## Provided information
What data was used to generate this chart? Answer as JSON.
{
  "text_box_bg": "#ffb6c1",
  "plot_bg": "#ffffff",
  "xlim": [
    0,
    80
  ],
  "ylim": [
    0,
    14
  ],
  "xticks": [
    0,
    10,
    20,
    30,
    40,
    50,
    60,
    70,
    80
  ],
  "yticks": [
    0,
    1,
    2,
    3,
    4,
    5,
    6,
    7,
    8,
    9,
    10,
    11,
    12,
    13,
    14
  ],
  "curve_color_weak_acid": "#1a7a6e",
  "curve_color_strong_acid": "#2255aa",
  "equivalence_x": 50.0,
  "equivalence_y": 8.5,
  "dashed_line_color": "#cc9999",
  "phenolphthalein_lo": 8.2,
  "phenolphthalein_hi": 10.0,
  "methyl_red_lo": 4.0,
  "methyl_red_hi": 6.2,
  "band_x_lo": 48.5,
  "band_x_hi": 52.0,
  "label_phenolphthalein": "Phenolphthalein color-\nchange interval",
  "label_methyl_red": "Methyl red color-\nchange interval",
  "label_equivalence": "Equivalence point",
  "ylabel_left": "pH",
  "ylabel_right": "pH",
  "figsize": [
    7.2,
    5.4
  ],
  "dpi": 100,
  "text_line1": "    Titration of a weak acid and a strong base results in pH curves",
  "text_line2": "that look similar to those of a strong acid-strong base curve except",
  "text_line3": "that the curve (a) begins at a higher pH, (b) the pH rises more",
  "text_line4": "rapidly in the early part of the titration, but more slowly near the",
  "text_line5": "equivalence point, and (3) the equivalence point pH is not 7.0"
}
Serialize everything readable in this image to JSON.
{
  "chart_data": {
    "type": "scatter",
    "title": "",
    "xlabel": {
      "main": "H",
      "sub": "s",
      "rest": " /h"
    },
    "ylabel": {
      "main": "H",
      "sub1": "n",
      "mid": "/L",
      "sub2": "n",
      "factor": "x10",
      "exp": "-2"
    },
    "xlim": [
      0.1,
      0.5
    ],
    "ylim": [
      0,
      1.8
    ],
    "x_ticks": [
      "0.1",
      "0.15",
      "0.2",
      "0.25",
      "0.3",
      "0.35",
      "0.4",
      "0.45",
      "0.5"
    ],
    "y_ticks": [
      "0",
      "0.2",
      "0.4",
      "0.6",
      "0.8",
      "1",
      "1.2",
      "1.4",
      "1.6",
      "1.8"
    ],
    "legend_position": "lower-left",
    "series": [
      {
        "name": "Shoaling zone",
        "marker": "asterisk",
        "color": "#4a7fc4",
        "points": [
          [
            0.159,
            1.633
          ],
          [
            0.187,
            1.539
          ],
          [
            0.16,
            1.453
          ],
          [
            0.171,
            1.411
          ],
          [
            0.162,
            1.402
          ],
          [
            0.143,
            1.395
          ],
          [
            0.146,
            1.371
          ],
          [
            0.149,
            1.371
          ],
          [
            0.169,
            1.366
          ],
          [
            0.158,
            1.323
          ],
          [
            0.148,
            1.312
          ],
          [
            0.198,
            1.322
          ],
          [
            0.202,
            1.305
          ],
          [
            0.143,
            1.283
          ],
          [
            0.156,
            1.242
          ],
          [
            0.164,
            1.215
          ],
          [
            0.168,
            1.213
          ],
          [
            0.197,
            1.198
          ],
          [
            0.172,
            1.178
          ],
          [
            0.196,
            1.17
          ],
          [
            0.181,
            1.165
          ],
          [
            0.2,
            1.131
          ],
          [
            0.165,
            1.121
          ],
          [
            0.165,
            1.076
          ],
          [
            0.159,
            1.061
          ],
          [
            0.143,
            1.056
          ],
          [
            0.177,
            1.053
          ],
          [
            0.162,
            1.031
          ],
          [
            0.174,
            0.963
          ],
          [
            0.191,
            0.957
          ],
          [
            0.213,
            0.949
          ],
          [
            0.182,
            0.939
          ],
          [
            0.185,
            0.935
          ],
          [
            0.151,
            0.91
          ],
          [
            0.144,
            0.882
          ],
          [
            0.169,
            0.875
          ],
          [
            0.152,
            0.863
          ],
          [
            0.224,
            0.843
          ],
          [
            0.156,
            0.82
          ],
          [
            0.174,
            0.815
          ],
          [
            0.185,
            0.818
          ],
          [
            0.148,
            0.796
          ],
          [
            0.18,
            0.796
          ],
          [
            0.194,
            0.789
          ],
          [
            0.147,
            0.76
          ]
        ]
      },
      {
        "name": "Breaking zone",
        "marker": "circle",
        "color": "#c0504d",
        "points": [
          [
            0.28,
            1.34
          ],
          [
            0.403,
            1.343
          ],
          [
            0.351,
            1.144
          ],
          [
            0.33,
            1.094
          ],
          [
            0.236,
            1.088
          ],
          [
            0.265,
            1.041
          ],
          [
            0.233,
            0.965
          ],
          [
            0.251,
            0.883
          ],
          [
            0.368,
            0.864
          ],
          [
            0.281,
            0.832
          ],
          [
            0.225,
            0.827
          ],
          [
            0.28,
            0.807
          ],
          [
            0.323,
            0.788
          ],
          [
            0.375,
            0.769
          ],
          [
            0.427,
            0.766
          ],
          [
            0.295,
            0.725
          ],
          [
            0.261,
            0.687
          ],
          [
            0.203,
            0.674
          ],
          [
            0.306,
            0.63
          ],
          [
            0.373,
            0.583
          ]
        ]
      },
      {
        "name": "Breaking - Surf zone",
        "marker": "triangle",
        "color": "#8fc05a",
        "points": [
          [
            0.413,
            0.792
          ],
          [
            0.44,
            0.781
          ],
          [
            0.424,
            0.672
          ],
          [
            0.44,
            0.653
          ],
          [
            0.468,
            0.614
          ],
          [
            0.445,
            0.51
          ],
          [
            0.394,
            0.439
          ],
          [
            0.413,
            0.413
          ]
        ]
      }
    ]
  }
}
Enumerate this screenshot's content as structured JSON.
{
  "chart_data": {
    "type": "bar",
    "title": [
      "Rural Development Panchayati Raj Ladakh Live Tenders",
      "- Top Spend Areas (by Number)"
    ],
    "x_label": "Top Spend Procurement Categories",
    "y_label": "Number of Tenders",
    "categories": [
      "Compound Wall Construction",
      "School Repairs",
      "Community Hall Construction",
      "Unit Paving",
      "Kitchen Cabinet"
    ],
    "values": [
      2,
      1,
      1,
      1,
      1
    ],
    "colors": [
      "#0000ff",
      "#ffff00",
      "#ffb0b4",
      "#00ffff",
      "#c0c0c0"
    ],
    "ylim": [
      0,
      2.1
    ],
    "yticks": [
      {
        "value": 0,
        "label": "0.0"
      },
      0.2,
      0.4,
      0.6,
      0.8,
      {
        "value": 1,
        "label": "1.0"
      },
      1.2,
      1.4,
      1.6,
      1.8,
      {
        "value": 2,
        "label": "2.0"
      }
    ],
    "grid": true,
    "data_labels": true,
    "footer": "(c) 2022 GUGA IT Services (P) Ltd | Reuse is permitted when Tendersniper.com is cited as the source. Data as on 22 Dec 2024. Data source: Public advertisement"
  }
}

## Written request
Quote all the records exactly, please, leaving none out.

## Task solution
What data was used to generate this chart? Answer as JSON.
{
  "text_box_bg": "#ffb6c1",
  "plot_bg": "#ffffff",
  "xlim": [
    0,
    80
  ],
  "ylim": [
    0,
    14
  ],
  "xticks": [
    0,
    10,
    20,
    30,
    40,
    50,
    60,
    70,
    80
  ],
  "yticks": [
    0,
    1,
    2,
    3,
    4,
    5,
    6,
    7,
    8,
    9,
    10,
    11,
    12,
    13,
    14
  ],
  "curve_color_weak_acid": "#1a7a6e",
  "curve_color_strong_acid": "#2255aa",
  "equivalence_x": 50.0,
  "equivalence_y": 8.5,
  "dashed_line_color": "#cc9999",
  "phenolphthalein_lo": 8.2,
  "phenolphthalein_hi": 10.0,
  "methyl_red_lo": 4.0,
  "methyl_red_hi": 6.2,
  "band_x_lo": 48.5,
  "band_x_hi": 52.0,
  "label_phenolphthalein": "Phenolphthalein color-\nchange interval",
  "label_methyl_red": "Methyl red color-\nchange interval",
  "label_equivalence": "Equivalence point",
  "ylabel_left": "pH",
  "ylabel_right": "pH",
  "figsize": [
    7.2,
    5.4
  ],
  "dpi": 100,
  "text_line1": "    Titration of a weak acid and a strong base results in pH curves",
  "text_line2": "that look similar to those of a strong acid-strong base curve except",
  "text_line3": "that the curve (a) begins at a higher pH, (b) the pH rises more",
  "text_line4": "rapidly in the early part of the titration, but more slowly near the",
  "text_line5": "equivalence point, and (3) the equivalence point pH is not 7.0"
}
Serialize everything readable in this image to JSON.
{
  "chart_data": {
    "type": "scatter",
    "title": "",
    "xlabel": {
      "main": "H",
      "sub": "s",
      "rest": " /h"
    },
    "ylabel": {
      "main": "H",
      "sub1": "n",
      "mid": "/L",
      "sub2": "n",
      "factor": "x10",
      "exp": "-2"
    },
    "xlim": [
      0.1,
      0.5
    ],
    "ylim": [
      0,
      1.8
    ],
    "x_ticks": [
      "0.1",
      "0.15",
      "0.2",
      "0.25",
      "0.3",
      "0.35",
      "0.4",
      "0.45",
      "0.5"
    ],
    "y_ticks": [
      "0",
      "0.2",
      "0.4",
      "0.6",
      "0.8",
      "1",
      "1.2",
      "1.4",
      "1.6",
      "1.8"
    ],
    "legend_position": "lower-left",
    "series": [
      {
        "name": "Shoaling zone",
        "marker": "asterisk",
        "color": "#4a7fc4",
        "points": [
          [
            0.159,
            1.633
          ],
          [
            0.187,
            1.539
          ],
          [
            0.16,
            1.453
          ],
          [
            0.171,
            1.411
          ],
          [
            0.162,
            1.402
          ],
          [
            0.143,
            1.395
          ],
          [
            0.146,
            1.371
          ],
          [
            0.149,
            1.371
          ],
          [
            0.169,
            1.366
          ],
          [
            0.158,
            1.323
          ],
          [
            0.148,
            1.312
          ],
          [
            0.198,
            1.322
          ],
          [
            0.202,
            1.305
          ],
          [
            0.143,
            1.283
          ],
          [
            0.156,
            1.242
          ],
          [
            0.164,
            1.215
          ],
          [
            0.168,
            1.213
          ],
          [
            0.197,
            1.198
          ],
          [
            0.172,
            1.178
          ],
          [
            0.196,
            1.17
          ],
          [
            0.181,
            1.165
          ],
          [
            0.2,
            1.131
          ],
          [
            0.165,
            1.121
          ],
          [
            0.165,
            1.076
          ],
          [
            0.159,
            1.061
          ],
          [
            0.143,
            1.056
          ],
          [
            0.177,
            1.053
          ],
          [
            0.162,
            1.031
          ],
          [
            0.174,
            0.963
          ],
          [
            0.191,
            0.957
          ],
          [
            0.213,
            0.949
          ],
          [
            0.182,
            0.939
          ],
          [
            0.185,
            0.935
          ],
          [
            0.151,
            0.91
          ],
          [
            0.144,
            0.882
          ],
          [
            0.169,
            0.875
          ],
          [
            0.152,
            0.863
          ],
          [
            0.224,
            0.843
          ],
          [
            0.156,
            0.82
          ],
          [
            0.174,
            0.815
          ],
          [
            0.185,
            0.818
          ],
          [
            0.148,
            0.796
          ],
          [
            0.18,
            0.796
          ],
          [
            0.194,
            0.789
          ],
          [
            0.147,
            0.76
          ]
        ]
      },
      {
        "name": "Breaking zone",
        "marker": "circle",
        "color": "#c0504d",
        "points": [
          [
            0.28,
            1.34
          ],
          [
            0.403,
            1.343
          ],
          [
            0.351,
            1.144
          ],
          [
            0.33,
            1.094
          ],
          [
            0.236,
            1.088
          ],
          [
            0.265,
            1.041
          ],
          [
            0.233,
            0.965
          ],
          [
            0.251,
            0.883
          ],
          [
            0.368,
            0.864
          ],
          [
            0.281,
            0.832
          ],
          [
            0.225,
            0.827
          ],
          [
            0.28,
            0.807
          ],
          [
            0.323,
            0.788
          ],
          [
            0.375,
            0.769
          ],
          [
            0.427,
            0.766
          ],
          [
            0.295,
            0.725
          ],
          [
            0.261,
            0.687
          ],
          [
            0.203,
            0.674
          ],
          [
            0.306,
            0.63
          ],
          [
            0.373,
            0.583
          ]
        ]
      },
      {
        "name": "Breaking - Surf zone",
        "marker": "triangle",
        "color": "#8fc05a",
        "points": [
          [
            0.413,
            0.792
          ],
          [
            0.44,
            0.781
          ],
          [
            0.424,
            0.672
          ],
          [
            0.44,
            0.653
          ],
          [
            0.468,
            0.614
          ],
          [
            0.445,
            0.51
          ],
          [
            0.394,
            0.439
          ],
          [
            0.413,
            0.413
          ]
        ]
      }
    ]
  }
}
Enumerate this screenshot's content as structured JSON.
{
  "chart_data": {
    "type": "bar",
    "title": [
      "Rural Development Panchayati Raj Ladakh Live Tenders",
      "- Top Spend Areas (by Number)"
    ],
    "x_label": "Top Spend Procurement Categories",
    "y_label": "Number of Tenders",
    "categories": [
      "Compound Wall Construction",
      "School Repairs",
      "Community Hall Construction",
      "Unit Paving",
      "Kitchen Cabinet"
    ],
    "values": [
      2,
      1,
      1,
      1,
      1
    ],
    "colors": [
      "#0000ff",
      "#ffff00",
      "#ffb0b4",
      "#00ffff",
      "#c0c0c0"
    ],
    "ylim": [
      0,
      2.1
    ],
    "yticks": [
      {
        "value": 0,
        "label": "0.0"
      },
      0.2,
      0.4,
      0.6,
      0.8,
      {
        "value": 1,
        "label": "1.0"
      },
      1.2,
      1.4,
      1.6,
      1.8,
      {
        "value": 2,
        "label": "2.0"
      }
    ],
    "grid": true,
    "data_labels": true,
    "footer": "(c) 2022 GUGA IT Services (P) Ltd | Reuse is permitted when Tendersniper.com is cited as the source. Data as on 22 Dec 2024. Data source: Public advertisement"
  }
}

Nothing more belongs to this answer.